§ WHAT TO DO: Identify all lines in the listing that include the word "image", and copy them out.

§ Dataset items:
+-------+

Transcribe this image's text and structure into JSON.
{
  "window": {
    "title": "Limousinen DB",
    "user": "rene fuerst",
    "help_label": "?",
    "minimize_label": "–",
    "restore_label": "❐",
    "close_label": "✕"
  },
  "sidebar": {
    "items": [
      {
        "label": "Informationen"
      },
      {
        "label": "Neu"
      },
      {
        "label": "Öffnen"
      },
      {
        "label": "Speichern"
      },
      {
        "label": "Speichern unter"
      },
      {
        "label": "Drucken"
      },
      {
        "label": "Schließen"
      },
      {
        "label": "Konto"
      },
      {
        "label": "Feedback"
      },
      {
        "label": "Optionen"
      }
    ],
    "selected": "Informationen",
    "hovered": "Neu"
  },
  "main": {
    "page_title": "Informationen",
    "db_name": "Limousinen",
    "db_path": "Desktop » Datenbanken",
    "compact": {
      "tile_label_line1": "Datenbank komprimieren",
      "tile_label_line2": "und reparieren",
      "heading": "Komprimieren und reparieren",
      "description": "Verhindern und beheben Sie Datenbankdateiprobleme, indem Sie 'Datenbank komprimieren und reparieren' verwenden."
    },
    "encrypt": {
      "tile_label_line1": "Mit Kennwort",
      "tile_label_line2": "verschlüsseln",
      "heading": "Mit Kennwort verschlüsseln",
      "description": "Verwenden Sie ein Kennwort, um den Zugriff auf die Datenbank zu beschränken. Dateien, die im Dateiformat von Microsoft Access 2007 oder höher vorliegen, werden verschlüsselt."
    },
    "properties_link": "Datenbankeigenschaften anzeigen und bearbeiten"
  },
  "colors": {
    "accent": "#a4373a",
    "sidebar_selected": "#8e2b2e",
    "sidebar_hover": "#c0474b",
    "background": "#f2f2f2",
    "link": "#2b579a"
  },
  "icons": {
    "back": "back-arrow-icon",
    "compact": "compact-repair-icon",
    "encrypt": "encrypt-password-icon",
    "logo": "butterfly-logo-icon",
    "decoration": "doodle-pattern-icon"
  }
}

+-------+

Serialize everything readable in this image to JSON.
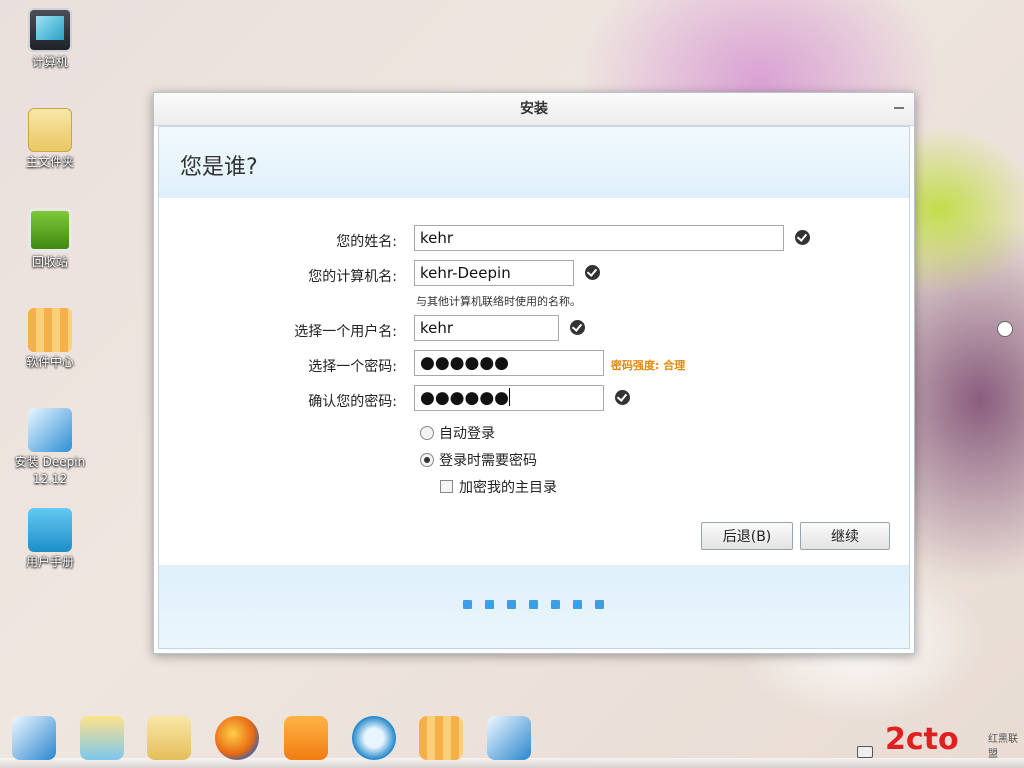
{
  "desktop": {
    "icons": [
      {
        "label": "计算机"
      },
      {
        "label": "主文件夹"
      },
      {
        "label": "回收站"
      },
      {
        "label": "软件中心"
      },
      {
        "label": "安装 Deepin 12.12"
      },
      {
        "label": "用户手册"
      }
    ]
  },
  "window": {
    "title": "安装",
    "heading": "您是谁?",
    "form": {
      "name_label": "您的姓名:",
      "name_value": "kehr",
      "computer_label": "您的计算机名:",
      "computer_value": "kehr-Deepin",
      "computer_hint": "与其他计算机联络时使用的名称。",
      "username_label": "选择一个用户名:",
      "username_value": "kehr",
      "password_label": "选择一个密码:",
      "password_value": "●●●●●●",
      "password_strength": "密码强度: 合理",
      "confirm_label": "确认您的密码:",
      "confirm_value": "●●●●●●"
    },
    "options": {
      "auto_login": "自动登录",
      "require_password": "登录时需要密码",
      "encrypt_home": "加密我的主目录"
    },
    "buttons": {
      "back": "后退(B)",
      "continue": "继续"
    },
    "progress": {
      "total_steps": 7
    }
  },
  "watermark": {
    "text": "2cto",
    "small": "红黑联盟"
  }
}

+-------+

§ SOLUTION FOR THIS PROBLEM:
Transcribe this image's text and structure into JSON.
Serialize everything readable in this image to JSON.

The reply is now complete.